| DESAFÍO |
Prosigue el texto sobre la esperanza cristiana y la Virgen Inmaculada con lo que vendría justo después de su última frase.

___ FRAGMENTO MOSTRADO ___

Esta noche, vísperas de esta entrañable fiesta para todos los cristianos de la Inmaculada Concepción, nos reunimos en torno a nuestra Madre la Virgen Inmaculada. Con María somos capaces todos nosotros de ofrecer esperanza. Los dolores de hoy, la esperanza del mañana, los asumimos y los consideramos desde María. Estamos dentro de una historia, queridos hermanos, marcada por muchas situaciones: tribulaciones, violencias, sufrimientos. El Papa, en esta última visita que ha realizado, nos ha hecho ver situaciones que viven hermanos nuestros heridos, oprimidos, a veces pisoteados. Queridos hermanos: todo eso a causa de esa pobreza que a menudo están forzados a vivir tantas personas en nuestra sociedad. Y María nos invita a que nosotros entreguemos esperanza.

Precisamente, en este momento de la historia, ¿qué es lo que se nos está pidiendo a nosotros, los cristianos, ante las realidades que viven los hombres? Ni más ni menos que alimentemos la esperanza del mañana aliviando el dolor de hoy. Están unidas las dos cosas. Si tú no vas por delante aliviando los dolores de hoy, difícilmente tendremos esperanza mañana. La esperanza que nace del Evangelio no consiste en esperar pasivamente que en el futuro las cosas vayan mejor. Esto no es posible sin realizar hoy de manera concreta esa promesa de la salvación de Dios. La esperanza cristiana no es ciertamente un optimismo mal entendido, no es un optimismo adolescente, del que espera que las cosas cambien y mientras tanto sigue haciendo su propia vida. La esperanza cristiana es construir cada día, con gestos concretos, el reino del amor, la justicia y la fraternidad que inaugura Jesús gracias a esta Madre excepcional que esta noche nos reúne a nosotros en estas vísperas de la Inmaculada Concepción.

___ ENTRADAS APORTADAS ___

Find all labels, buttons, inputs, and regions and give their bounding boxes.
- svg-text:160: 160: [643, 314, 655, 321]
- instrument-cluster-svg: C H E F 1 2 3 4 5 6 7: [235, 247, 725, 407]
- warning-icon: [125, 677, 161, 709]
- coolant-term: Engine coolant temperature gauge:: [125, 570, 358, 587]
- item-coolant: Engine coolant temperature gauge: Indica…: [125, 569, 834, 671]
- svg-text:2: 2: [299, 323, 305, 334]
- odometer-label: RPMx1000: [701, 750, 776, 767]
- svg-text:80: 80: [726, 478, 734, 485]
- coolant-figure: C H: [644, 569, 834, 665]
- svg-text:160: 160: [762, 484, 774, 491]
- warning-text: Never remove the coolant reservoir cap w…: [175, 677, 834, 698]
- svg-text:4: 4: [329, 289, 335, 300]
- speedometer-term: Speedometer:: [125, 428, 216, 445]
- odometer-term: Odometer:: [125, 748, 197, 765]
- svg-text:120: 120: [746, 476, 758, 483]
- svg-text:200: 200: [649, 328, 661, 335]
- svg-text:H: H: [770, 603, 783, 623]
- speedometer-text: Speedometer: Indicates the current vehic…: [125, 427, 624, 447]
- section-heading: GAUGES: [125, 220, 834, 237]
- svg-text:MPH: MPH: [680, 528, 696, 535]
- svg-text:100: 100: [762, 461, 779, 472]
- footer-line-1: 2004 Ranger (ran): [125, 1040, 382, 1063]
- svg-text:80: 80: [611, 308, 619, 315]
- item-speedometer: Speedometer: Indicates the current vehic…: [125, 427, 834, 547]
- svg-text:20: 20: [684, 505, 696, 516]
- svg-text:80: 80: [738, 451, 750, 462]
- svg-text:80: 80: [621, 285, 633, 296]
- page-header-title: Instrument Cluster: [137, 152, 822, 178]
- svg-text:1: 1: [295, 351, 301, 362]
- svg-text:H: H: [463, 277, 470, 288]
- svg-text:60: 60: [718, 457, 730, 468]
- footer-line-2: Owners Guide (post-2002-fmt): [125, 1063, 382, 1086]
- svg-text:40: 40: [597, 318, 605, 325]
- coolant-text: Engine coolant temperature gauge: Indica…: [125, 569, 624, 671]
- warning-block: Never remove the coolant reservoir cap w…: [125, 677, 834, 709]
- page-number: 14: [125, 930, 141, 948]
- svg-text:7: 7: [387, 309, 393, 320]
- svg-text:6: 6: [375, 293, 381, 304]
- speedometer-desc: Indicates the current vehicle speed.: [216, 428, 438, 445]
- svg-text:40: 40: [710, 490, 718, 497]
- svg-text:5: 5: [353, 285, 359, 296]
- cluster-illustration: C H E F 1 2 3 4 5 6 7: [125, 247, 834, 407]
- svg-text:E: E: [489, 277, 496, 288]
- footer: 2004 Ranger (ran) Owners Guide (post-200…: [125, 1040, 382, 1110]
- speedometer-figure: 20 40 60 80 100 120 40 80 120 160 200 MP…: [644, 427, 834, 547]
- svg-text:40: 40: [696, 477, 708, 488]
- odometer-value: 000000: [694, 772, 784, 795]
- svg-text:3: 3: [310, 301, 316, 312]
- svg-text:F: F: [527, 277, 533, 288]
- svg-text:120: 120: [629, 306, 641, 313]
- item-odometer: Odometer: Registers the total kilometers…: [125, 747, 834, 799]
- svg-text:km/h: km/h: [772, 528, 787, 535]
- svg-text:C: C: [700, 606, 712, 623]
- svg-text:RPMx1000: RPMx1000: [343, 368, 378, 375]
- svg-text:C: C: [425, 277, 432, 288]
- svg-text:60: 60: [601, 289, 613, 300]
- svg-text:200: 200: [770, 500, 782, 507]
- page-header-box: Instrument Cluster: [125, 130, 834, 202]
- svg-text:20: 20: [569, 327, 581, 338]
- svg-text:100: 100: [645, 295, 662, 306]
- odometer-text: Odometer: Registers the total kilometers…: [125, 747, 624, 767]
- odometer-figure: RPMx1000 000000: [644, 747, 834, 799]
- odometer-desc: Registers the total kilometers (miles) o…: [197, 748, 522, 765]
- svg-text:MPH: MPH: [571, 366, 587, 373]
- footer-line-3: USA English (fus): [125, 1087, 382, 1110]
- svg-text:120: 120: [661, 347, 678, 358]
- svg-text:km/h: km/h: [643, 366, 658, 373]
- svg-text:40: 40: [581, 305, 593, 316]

___
___ ENTRADAS APORTADAS ___

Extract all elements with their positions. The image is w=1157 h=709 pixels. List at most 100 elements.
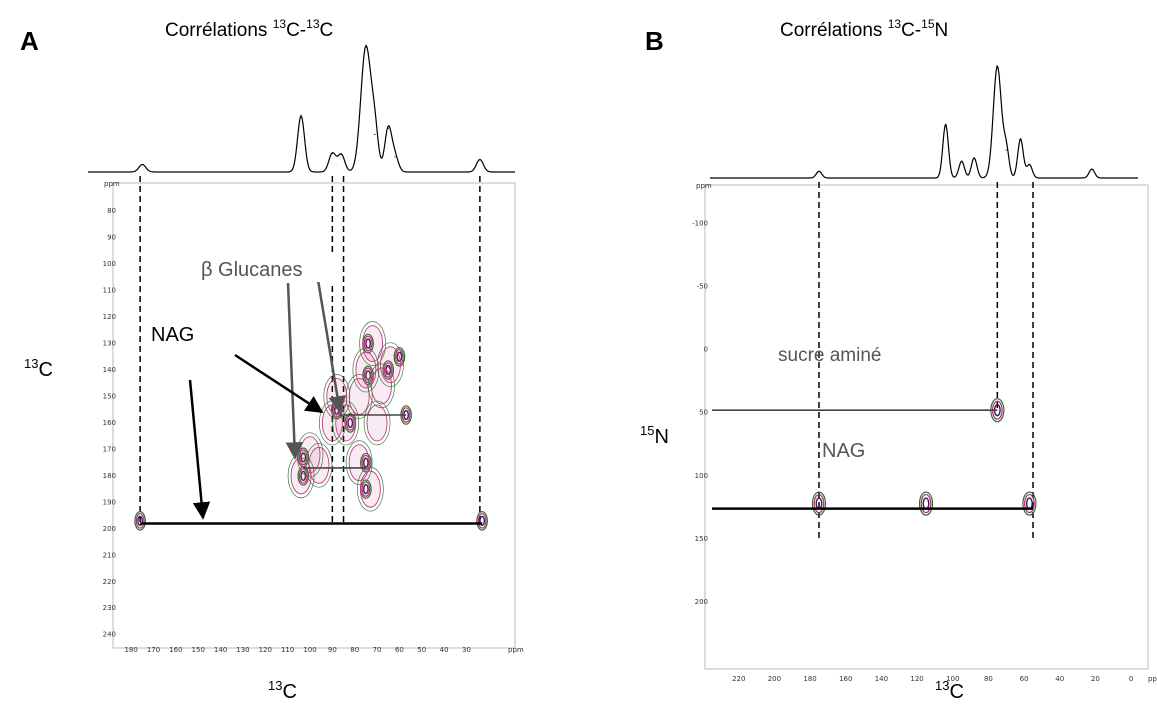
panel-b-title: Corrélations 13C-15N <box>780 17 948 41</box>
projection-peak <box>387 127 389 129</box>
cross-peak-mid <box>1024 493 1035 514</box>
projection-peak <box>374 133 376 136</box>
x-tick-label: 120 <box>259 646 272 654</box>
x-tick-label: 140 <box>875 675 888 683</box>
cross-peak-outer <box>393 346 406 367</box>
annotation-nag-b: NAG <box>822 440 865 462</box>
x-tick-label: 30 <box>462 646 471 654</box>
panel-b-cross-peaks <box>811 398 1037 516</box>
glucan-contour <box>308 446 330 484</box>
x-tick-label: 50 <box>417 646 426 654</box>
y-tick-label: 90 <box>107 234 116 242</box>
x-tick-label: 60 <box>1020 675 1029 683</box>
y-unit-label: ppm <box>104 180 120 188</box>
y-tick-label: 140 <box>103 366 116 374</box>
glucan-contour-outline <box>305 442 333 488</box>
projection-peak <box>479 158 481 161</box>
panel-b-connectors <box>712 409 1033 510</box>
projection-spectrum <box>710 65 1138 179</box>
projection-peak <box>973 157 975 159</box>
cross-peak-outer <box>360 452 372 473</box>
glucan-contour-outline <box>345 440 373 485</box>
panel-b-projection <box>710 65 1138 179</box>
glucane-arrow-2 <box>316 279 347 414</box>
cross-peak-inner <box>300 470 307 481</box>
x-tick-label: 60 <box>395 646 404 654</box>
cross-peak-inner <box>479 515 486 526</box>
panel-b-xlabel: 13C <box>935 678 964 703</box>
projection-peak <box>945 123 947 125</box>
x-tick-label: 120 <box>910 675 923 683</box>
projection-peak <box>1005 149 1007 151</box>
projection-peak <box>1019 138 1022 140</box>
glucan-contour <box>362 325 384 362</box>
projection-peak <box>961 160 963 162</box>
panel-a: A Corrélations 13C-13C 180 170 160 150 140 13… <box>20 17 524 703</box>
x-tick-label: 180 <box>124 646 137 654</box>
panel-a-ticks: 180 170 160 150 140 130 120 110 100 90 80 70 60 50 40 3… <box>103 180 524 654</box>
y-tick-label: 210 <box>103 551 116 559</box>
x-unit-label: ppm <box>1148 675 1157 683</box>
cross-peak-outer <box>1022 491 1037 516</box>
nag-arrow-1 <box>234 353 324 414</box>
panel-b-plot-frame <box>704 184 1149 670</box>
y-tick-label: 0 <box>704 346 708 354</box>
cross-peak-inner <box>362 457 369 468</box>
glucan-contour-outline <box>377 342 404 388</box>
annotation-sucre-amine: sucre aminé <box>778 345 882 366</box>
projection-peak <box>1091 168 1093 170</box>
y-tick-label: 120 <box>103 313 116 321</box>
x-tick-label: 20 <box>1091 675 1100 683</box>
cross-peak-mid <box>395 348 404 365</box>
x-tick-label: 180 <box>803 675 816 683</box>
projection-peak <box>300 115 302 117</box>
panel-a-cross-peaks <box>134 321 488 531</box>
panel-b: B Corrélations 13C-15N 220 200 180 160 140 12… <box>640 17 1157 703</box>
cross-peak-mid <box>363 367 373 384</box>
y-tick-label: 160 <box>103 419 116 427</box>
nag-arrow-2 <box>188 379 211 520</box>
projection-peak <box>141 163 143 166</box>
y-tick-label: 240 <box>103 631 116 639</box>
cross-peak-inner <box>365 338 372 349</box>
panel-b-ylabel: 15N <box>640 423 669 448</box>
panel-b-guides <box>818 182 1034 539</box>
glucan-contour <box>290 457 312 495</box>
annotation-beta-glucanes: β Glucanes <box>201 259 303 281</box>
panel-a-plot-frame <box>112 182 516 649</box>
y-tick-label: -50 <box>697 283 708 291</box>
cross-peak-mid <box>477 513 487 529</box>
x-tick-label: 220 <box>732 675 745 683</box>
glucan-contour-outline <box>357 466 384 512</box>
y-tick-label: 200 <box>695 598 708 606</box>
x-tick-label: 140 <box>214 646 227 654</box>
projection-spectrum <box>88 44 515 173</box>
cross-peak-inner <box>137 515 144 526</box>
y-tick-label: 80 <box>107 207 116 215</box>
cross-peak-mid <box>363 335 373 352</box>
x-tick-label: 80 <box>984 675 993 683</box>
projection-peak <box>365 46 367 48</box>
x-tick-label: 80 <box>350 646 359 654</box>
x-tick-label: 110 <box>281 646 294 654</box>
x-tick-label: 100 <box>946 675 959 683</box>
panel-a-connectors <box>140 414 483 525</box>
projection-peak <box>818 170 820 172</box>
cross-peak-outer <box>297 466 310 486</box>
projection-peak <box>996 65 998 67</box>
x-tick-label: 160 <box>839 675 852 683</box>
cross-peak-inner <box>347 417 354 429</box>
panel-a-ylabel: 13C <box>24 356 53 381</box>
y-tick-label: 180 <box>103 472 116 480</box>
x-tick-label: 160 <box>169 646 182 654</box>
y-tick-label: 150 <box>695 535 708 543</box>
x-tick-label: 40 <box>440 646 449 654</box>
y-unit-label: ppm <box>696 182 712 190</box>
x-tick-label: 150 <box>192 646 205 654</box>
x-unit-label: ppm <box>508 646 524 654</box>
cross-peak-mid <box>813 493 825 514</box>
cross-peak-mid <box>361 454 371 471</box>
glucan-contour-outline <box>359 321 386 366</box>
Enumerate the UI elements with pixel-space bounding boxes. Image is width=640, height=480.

___

| RESULTADO |
Queridos hermanos, hay una imagen de la esperanza que Jesús siempre nos ofrece: la de su Madre, la que hemos escuchado en el Evangelio, en esos misterios que hemos rezado antes de comenzar la celebración de la Eucaristía. Es una imagen sencilla e indicativa. Al mismo tiempo, es una imagen que brota sin hacer ruido. Estas palabras de nuestra Madre, «he aquí al esclava de Señor, hágase en mí según tu palabra», surgieron o hicieron surgir la esperanza verdadera. Sí: la esperanza que es ternura. Es ternura. Es esa compasión que te lleva a la ternura, que nos toca a nosotros el corazón, que nos hace superar cerrazones, rigideces.

Queridos hermanos: nosotros, con la Iglesia, desde María y con María, demos esta esperanza. Esta esperanza que Ella dio mostrando a Dios, y prestando la vida para mostrar el rostro de Dios. Es importante que mostremos esta esperanza, queridos hermanos. Las páginas del Evangelio que acabamos de escuchar nos ayudan. El Señor nos invitaba a cantar un cántico nuevo a través del salmo 97 que hemos rezado juntos. El Señor nos hacía unas preguntas: ¿Dónde estás? ¿Quién te informa en tu vida? ¿Cómo la construyes? ¿Desde dónde la haces? ¿Qué es lo que estás haciendo, o qué es lo que has hecho? Y sin embargo, al mismo tiempo que nos hace preguntas, el Señor, a todos los que estamos aquí, somos conscientes que nos ha elegido en la persona de Cristo para tener su santidad, para mostrar su amor, para destinarnos en este mundo a manifestar que somos hijos de Dios y hermanos de todos los hombres. El Señor desea de nosotros, mostrándonos a su Santísima Madre, que seamos también alabanza de su gloria.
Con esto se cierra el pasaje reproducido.